* _Written instruction_
Provide an exact transcription of all the records.

[Data listing]
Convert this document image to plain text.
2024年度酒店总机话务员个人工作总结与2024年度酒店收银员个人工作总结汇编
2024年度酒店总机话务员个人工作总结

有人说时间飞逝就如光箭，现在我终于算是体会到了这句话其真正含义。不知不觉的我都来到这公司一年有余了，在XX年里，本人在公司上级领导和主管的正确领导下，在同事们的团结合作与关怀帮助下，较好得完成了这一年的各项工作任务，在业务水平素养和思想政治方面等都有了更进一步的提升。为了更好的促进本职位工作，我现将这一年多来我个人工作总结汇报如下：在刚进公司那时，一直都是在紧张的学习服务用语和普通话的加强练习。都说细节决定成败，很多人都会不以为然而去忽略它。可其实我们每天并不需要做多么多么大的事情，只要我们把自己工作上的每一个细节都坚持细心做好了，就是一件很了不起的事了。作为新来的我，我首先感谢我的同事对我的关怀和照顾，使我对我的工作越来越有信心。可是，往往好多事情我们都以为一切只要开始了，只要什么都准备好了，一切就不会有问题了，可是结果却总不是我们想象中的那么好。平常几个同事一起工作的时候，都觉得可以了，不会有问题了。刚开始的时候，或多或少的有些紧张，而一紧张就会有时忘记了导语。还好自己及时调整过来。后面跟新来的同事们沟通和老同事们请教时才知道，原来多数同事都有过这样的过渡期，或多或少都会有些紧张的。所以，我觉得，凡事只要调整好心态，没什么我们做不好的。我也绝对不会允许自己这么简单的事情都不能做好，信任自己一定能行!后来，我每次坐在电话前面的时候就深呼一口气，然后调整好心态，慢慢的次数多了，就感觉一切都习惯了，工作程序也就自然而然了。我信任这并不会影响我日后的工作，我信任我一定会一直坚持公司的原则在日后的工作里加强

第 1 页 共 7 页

* _Correct output_
Convert this document image to plain text.
2024年度酒店总机话务员个人工作总结与2024年度酒店收银员个人工作总结汇编
2024年度酒店总机话务员个人工作总结

有人说时间飞逝就如光箭，现在我终于算是体会到了这句话其真正含义。不知不觉的我都来到这公司一年有余了，在XX年里，本人在公司上级领导和主管的正确领导下，在同事们的团结合作与关怀帮助下，较好得完成了这一年的各项工作任务，在业务水平素养和思想政治方面等都有了更进一步的提升。为了更好的促进本职位工作，我现将这一年多来我个人工作总结汇报如下：在刚进公司那时，一直都是在紧张的学习服务用语和普通话的加强练习。都说细节决定成败，很多人都会不以为然而去忽略它。可其实我们每天并不需要做多么多么大的事情，只要我们把自己工作上的每一个细节都坚持细心做好了，就是一件很了不起的事了。作为新来的我，我首先感谢我的同事对我的关怀和照顾，使我对我的工作越来越有信心。可是，往往好多事情我们都以为一切只要开始了，只要什么都准备好了，一切就不会有问题了，可是结果却总不是我们想象中的那么好。平常几个同事一起工作的时候，都觉得可以了，不会有问题了。刚开始的时候，或多或少的有些紧张，而一紧张就会有时忘记了导语。还好自己及时调整过来。后面跟新来的同事们沟通和老同事们请教时才知道，原来多数同事都有过这样的过渡期，或多或少都会有些紧张的。所以，我觉得，凡事只要调整好心态，没什么我们做不好的。我也绝对不会允许自己这么简单的事情都不能做好，信任自己一定能行!后来，我每次坐在电话前面的时候就深呼一口气，然后调整好心态，慢慢的次数多了，就感觉一切都习惯了，工作程序也就自然而然了。我信任这并不会影响我日后的工作，我信任我一定会一直坚持公司的原则在日后的工作里加强

第 1 页 共 7 页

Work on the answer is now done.